_Directions_:
Lines that contain the string "title" are the ones to list; copy all of them from the records.

_Given records_:
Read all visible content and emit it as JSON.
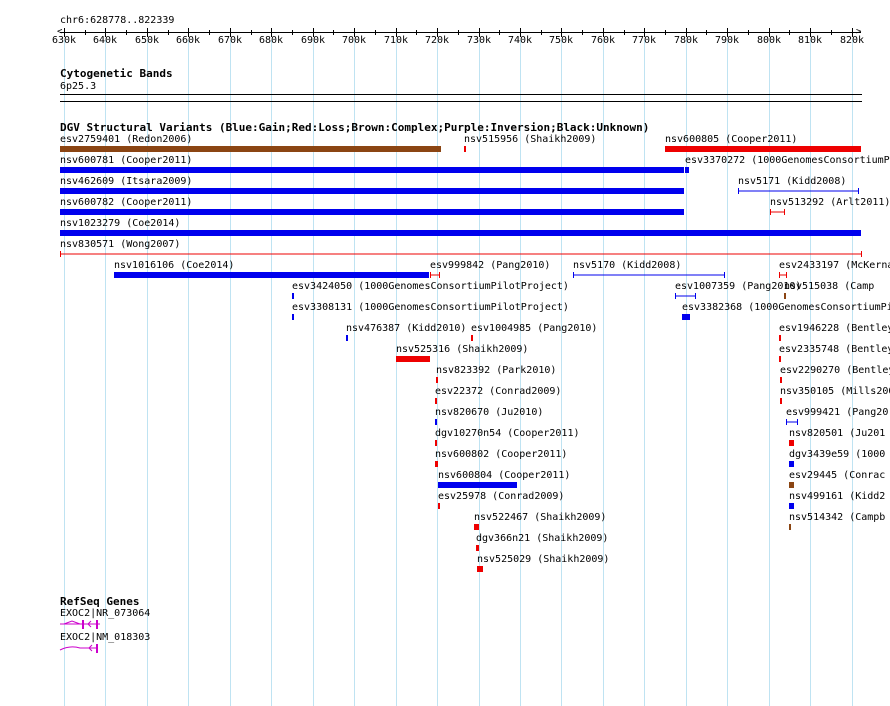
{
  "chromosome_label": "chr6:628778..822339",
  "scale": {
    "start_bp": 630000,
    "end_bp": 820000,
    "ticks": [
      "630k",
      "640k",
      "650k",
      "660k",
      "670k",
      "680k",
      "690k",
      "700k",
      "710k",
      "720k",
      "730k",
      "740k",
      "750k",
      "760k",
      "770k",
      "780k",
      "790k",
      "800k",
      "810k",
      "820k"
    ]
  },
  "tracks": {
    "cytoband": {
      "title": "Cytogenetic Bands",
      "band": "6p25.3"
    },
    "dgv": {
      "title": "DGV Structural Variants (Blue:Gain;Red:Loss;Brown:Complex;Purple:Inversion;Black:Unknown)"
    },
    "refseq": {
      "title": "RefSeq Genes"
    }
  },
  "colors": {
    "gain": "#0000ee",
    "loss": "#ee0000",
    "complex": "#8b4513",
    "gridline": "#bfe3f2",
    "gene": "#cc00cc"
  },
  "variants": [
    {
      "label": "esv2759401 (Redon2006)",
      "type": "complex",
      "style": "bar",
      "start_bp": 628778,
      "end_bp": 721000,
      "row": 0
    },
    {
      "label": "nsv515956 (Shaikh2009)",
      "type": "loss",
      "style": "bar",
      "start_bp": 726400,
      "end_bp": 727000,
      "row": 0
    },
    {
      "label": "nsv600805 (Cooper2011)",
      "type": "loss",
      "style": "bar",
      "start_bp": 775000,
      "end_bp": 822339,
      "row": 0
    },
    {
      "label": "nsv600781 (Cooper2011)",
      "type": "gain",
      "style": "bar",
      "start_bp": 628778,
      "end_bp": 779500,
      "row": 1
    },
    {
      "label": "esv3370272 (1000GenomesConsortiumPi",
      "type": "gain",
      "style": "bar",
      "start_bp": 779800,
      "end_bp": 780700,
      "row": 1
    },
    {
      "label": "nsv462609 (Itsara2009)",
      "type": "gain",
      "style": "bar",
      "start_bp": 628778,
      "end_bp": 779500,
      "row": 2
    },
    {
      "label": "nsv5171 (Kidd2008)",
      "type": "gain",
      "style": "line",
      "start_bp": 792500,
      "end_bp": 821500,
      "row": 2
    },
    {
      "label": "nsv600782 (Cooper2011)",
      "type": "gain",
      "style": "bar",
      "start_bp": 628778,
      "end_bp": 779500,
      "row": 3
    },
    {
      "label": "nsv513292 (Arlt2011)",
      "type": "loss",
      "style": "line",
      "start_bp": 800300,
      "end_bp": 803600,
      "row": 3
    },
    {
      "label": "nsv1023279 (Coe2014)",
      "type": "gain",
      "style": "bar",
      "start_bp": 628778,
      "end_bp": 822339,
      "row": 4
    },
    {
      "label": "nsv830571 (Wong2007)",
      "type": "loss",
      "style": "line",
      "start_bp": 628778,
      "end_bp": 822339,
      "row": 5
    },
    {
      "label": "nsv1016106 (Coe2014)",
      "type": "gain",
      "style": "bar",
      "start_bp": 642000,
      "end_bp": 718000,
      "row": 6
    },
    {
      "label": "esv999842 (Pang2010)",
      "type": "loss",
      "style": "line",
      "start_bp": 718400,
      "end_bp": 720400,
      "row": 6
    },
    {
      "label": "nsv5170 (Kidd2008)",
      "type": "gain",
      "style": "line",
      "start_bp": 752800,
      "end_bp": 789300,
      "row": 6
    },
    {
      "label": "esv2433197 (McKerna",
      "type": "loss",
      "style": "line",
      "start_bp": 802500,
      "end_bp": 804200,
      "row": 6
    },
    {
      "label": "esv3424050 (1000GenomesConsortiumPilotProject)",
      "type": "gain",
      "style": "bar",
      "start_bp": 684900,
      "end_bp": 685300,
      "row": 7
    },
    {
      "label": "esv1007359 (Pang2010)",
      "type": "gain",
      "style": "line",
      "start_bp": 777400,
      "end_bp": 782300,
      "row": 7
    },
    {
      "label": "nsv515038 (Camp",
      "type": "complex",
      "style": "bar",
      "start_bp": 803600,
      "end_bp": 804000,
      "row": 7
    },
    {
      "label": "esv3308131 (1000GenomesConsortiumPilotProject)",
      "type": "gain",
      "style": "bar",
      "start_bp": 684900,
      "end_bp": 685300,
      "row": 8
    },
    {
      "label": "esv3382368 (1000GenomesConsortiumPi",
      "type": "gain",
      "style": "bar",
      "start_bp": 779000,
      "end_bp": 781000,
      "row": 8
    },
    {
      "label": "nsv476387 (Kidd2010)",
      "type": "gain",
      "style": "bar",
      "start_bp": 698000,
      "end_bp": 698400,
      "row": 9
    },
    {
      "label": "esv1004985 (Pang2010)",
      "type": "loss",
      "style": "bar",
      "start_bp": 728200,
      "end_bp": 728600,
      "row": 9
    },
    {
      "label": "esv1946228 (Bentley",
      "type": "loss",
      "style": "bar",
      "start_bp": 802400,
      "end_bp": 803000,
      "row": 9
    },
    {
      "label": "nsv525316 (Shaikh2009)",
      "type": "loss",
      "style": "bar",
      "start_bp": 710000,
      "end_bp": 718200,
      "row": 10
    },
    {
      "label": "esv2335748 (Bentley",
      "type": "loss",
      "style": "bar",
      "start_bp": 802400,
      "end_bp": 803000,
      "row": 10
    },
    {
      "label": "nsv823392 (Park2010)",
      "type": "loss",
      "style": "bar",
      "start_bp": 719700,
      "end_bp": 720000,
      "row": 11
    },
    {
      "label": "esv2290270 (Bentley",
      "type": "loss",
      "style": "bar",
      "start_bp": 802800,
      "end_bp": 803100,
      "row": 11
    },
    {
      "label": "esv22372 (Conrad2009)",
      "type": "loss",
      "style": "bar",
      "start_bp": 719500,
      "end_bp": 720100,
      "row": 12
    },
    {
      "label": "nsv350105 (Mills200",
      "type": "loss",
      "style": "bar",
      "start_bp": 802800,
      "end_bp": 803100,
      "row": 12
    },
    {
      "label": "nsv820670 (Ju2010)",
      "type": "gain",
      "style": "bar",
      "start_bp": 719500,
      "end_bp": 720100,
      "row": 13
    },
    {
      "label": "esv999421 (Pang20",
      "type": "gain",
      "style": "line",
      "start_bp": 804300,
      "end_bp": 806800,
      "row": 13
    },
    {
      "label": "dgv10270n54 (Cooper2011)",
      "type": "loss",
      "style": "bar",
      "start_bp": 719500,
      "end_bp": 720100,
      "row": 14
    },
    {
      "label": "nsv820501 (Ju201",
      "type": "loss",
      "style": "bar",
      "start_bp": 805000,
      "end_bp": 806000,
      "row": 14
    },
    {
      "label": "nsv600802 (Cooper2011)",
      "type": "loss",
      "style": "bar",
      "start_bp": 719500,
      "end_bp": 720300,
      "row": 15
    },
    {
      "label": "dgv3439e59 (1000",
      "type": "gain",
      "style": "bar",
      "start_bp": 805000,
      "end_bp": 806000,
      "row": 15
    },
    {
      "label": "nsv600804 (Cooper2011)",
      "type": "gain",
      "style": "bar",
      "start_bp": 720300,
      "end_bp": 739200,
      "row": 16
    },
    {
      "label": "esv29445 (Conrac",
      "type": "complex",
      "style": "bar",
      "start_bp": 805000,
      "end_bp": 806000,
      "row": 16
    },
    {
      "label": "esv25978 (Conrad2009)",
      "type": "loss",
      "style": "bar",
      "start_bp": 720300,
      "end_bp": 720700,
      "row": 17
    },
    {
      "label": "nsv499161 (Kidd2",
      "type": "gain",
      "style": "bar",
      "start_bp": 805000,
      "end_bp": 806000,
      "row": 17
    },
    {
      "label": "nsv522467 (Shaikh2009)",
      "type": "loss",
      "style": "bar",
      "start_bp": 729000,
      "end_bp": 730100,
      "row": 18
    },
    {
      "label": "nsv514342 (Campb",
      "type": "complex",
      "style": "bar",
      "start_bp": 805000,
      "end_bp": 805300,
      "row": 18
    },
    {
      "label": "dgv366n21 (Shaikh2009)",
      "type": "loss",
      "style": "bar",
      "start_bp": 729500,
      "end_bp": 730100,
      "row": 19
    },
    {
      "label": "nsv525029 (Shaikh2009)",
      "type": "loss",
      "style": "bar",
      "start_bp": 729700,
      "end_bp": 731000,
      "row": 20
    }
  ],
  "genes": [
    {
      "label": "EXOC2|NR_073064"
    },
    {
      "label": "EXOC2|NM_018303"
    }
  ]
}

_Task response_:
      "title": "Cytogenetic Bands",
      "title": "DGV Structural Variants (Blue:Gain;Red:Loss;Brown:Complex;Purple:Inversion;Black:Unknown)"
      "title": "RefSeq Genes"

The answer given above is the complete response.